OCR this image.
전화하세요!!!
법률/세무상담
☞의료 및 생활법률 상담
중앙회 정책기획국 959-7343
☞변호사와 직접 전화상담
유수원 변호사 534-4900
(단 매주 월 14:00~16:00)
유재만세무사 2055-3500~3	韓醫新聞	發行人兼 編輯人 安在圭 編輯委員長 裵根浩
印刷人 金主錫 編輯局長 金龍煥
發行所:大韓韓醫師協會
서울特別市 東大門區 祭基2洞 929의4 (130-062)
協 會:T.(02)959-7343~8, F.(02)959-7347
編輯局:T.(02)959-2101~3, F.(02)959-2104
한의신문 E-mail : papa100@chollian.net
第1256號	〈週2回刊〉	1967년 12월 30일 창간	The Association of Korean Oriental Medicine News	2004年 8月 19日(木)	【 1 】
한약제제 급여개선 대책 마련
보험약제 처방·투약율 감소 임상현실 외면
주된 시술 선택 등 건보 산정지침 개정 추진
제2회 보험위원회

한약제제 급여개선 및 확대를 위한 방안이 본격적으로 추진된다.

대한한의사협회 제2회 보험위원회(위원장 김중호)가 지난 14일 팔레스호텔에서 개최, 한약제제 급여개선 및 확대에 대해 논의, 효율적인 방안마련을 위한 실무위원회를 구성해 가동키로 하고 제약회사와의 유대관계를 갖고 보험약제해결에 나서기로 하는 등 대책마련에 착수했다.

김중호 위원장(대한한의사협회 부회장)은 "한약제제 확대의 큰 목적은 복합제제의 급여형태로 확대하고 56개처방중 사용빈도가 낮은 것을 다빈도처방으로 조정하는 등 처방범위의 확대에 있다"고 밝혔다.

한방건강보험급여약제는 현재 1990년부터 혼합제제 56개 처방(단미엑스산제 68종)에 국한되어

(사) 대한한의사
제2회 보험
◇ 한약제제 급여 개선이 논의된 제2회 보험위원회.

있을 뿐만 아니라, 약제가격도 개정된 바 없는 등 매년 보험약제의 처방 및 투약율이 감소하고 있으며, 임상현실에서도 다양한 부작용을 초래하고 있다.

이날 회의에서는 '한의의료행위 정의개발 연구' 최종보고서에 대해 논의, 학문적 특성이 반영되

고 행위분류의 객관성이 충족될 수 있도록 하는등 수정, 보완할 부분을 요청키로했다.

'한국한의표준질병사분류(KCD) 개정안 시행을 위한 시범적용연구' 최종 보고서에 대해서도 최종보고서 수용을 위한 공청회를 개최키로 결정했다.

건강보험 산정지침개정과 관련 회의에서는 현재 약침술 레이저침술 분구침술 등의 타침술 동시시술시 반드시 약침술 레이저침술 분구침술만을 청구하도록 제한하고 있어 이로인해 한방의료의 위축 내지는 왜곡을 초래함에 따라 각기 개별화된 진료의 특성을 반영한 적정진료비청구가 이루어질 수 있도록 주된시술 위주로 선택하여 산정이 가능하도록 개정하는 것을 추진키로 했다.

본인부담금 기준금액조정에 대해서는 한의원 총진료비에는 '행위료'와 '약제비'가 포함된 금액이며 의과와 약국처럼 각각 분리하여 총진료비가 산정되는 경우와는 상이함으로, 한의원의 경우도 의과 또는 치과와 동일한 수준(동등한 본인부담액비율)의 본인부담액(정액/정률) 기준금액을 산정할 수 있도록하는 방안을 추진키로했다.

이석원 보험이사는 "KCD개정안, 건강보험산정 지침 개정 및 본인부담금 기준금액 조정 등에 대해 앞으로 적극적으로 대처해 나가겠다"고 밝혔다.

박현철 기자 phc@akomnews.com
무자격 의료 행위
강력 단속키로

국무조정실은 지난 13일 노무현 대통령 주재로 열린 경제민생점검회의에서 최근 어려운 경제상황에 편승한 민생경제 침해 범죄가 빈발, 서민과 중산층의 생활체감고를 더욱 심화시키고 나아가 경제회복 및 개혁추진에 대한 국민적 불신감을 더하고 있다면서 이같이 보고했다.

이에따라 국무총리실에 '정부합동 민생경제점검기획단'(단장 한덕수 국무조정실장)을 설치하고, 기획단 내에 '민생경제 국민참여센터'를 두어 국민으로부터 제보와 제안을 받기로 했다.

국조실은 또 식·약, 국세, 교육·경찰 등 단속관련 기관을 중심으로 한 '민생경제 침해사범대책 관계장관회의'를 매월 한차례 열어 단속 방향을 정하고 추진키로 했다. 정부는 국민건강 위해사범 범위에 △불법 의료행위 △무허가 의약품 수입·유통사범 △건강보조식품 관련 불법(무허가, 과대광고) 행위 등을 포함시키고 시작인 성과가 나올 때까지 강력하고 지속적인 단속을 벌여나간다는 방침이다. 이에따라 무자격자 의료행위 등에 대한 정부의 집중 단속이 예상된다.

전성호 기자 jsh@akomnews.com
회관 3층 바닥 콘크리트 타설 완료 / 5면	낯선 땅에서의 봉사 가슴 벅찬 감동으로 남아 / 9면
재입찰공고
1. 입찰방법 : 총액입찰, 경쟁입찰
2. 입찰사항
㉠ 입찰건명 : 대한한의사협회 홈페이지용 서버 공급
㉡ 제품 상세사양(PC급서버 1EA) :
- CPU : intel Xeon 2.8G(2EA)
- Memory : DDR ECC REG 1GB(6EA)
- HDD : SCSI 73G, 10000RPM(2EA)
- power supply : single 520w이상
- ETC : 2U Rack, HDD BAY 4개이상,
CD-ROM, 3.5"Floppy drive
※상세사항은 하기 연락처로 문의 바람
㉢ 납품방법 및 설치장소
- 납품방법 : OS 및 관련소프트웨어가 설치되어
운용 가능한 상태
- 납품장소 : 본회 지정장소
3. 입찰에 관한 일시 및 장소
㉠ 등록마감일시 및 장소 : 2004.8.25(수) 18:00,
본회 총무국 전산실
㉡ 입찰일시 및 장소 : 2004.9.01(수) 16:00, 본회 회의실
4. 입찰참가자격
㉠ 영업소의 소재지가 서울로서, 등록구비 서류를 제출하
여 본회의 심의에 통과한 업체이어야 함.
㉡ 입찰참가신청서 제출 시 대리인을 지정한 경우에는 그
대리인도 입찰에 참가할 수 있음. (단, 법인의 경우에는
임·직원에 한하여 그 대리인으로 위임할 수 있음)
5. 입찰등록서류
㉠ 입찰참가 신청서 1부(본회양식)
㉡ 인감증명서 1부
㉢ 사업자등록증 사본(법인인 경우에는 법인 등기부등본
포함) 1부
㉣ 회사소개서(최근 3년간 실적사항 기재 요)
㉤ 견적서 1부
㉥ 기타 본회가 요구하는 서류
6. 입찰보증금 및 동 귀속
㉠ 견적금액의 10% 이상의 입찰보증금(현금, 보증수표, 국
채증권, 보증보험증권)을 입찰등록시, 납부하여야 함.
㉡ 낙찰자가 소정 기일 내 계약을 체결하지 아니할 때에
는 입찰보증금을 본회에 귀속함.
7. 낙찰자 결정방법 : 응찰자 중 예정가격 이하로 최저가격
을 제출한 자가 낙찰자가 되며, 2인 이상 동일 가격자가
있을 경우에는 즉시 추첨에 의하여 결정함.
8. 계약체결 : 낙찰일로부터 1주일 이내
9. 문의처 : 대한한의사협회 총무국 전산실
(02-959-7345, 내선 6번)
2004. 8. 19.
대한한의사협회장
|---|
-- SET EXERCISE --
Locate all lines that include the word "보험위원회" and copy them out.

-- THE RESPONSE --
제2회 보험위원회
대한한의사협회 제2회 보험위원회(위원장 김중호)가 지난 14일 팔레스호텔에서 개최, 한약제제 급여개선 및 확대에 대해 논의, 효율적인 방안마련을 위한 실무위원회를 구성해 가동키로 하고 제약회사와의 유대관계를 갖고 보험약제해결에 나서기로 하는 등 대책마련에 착수했다.
◇ 한약제제 급여 개선이 논의된 제2회 보험위원회.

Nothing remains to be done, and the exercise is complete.